**Task details**
Repeat the listing in full, preserving every character.

**Excerpted records**
=====

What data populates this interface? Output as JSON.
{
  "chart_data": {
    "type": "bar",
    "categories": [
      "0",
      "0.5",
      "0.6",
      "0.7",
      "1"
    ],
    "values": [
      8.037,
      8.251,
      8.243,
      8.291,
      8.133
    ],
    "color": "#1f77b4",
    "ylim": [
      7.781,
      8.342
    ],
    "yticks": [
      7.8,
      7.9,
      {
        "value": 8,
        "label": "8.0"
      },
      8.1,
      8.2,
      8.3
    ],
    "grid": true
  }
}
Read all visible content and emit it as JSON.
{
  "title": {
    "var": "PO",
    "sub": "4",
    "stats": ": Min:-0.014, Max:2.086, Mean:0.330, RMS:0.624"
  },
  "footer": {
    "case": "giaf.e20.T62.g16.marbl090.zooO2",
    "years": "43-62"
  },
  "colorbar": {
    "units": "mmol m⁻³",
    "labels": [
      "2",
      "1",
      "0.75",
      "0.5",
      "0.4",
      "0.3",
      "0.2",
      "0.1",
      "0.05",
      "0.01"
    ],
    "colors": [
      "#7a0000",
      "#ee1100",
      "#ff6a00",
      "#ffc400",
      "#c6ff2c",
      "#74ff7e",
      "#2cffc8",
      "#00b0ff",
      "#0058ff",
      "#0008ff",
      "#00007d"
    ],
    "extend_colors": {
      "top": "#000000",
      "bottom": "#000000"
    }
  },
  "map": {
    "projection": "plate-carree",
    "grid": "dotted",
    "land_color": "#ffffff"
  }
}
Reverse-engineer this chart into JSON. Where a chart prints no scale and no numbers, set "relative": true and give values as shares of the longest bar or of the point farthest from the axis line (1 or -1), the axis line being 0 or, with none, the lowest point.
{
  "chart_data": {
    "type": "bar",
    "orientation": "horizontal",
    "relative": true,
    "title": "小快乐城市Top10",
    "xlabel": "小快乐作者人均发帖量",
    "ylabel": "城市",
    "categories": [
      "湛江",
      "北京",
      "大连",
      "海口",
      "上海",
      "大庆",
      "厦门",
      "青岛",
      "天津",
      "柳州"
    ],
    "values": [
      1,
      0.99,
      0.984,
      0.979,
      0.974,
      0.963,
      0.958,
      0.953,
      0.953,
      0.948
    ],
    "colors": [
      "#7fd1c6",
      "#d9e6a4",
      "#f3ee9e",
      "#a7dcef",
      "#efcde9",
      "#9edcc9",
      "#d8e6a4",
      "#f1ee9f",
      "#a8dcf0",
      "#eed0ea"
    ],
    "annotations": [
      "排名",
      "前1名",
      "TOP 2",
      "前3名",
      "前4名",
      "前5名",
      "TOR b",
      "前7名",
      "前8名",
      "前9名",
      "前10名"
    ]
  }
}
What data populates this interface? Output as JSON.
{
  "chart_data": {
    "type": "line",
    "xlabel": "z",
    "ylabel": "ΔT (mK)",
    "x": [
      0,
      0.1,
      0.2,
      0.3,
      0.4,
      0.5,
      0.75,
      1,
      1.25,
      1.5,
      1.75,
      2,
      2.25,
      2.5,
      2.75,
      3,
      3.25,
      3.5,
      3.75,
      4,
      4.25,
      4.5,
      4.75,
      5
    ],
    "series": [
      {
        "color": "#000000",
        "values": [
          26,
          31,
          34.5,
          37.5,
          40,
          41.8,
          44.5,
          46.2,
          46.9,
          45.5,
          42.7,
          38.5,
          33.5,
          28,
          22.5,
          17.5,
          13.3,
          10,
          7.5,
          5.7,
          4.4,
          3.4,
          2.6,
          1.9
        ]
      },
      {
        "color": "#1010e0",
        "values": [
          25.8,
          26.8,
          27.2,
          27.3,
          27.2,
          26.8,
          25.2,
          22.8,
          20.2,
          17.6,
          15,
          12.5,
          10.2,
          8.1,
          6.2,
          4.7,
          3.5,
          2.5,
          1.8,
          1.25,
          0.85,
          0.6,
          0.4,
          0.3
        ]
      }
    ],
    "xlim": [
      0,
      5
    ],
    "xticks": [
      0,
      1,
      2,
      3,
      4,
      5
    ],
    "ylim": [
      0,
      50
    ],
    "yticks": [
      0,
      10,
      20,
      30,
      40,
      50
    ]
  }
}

=====

**Task result**
What data populates this interface? Output as JSON.
{
  "chart_data": {
    "type": "bar",
    "categories": [
      "0",
      "0.5",
      "0.6",
      "0.7",
      "1"
    ],
    "values": [
      8.037,
      8.251,
      8.243,
      8.291,
      8.133
    ],
    "color": "#1f77b4",
    "ylim": [
      7.781,
      8.342
    ],
    "yticks": [
      7.8,
      7.9,
      {
        "value": 8,
        "label": "8.0"
      },
      8.1,
      8.2,
      8.3
    ],
    "grid": true
  }
}
Read all visible content and emit it as JSON.
{
  "title": {
    "var": "PO",
    "sub": "4",
    "stats": ": Min:-0.014, Max:2.086, Mean:0.330, RMS:0.624"
  },
  "footer": {
    "case": "giaf.e20.T62.g16.marbl090.zooO2",
    "years": "43-62"
  },
  "colorbar": {
    "units": "mmol m⁻³",
    "labels": [
      "2",
      "1",
      "0.75",
      "0.5",
      "0.4",
      "0.3",
      "0.2",
      "0.1",
      "0.05",
      "0.01"
    ],
    "colors": [
      "#7a0000",
      "#ee1100",
      "#ff6a00",
      "#ffc400",
      "#c6ff2c",
      "#74ff7e",
      "#2cffc8",
      "#00b0ff",
      "#0058ff",
      "#0008ff",
      "#00007d"
    ],
    "extend_colors": {
      "top": "#000000",
      "bottom": "#000000"
    }
  },
  "map": {
    "projection": "plate-carree",
    "grid": "dotted",
    "land_color": "#ffffff"
  }
}
Reverse-engineer this chart into JSON. Where a chart prints no scale and no numbers, set "relative": true and give values as shares of the longest bar or of the point farthest from the axis line (1 or -1), the axis line being 0 or, with none, the lowest point.
{
  "chart_data": {
    "type": "bar",
    "orientation": "horizontal",
    "relative": true,
    "title": "小快乐城市Top10",
    "xlabel": "小快乐作者人均发帖量",
    "ylabel": "城市",
    "categories": [
      "湛江",
      "北京",
      "大连",
      "海口",
      "上海",
      "大庆",
      "厦门",
      "青岛",
      "天津",
      "柳州"
    ],
    "values": [
      1,
      0.99,
      0.984,
      0.979,
      0.974,
      0.963,
      0.958,
      0.953,
      0.953,
      0.948
    ],
    "colors": [
      "#7fd1c6",
      "#d9e6a4",
      "#f3ee9e",
      "#a7dcef",
      "#efcde9",
      "#9edcc9",
      "#d8e6a4",
      "#f1ee9f",
      "#a8dcf0",
      "#eed0ea"
    ],
    "annotations": [
      "排名",
      "前1名",
      "TOP 2",
      "前3名",
      "前4名",
      "前5名",
      "TOR b",
      "前7名",
      "前8名",
      "前9名",
      "前10名"
    ]
  }
}
What data populates this interface? Output as JSON.
{
  "chart_data": {
    "type": "line",
    "xlabel": "z",
    "ylabel": "ΔT (mK)",
    "x": [
      0,
      0.1,
      0.2,
      0.3,
      0.4,
      0.5,
      0.75,
      1,
      1.25,
      1.5,
      1.75,
      2,
      2.25,
      2.5,
      2.75,
      3,
      3.25,
      3.5,
      3.75,
      4,
      4.25,
      4.5,
      4.75,
      5
    ],
    "series": [
      {
        "color": "#000000",
        "values": [
          26,
          31,
          34.5,
          37.5,
          40,
          41.8,
          44.5,
          46.2,
          46.9,
          45.5,
          42.7,
          38.5,
          33.5,
          28,
          22.5,
          17.5,
          13.3,
          10,
          7.5,
          5.7,
          4.4,
          3.4,
          2.6,
          1.9
        ]
      },
      {
        "color": "#1010e0",
        "values": [
          25.8,
          26.8,
          27.2,
          27.3,
          27.2,
          26.8,
          25.2,
          22.8,
          20.2,
          17.6,
          15,
          12.5,
          10.2,
          8.1,
          6.2,
          4.7,
          3.5,
          2.5,
          1.8,
          1.25,
          0.85,
          0.6,
          0.4,
          0.3
        ]
      }
    ],
    "xlim": [
      0,
      5
    ],
    "xticks": [
      0,
      1,
      2,
      3,
      4,
      5
    ],
    "ylim": [
      0,
      50
    ],
    "yticks": [
      0,
      10,
      20,
      30,
      40,
      50
    ]
  }
}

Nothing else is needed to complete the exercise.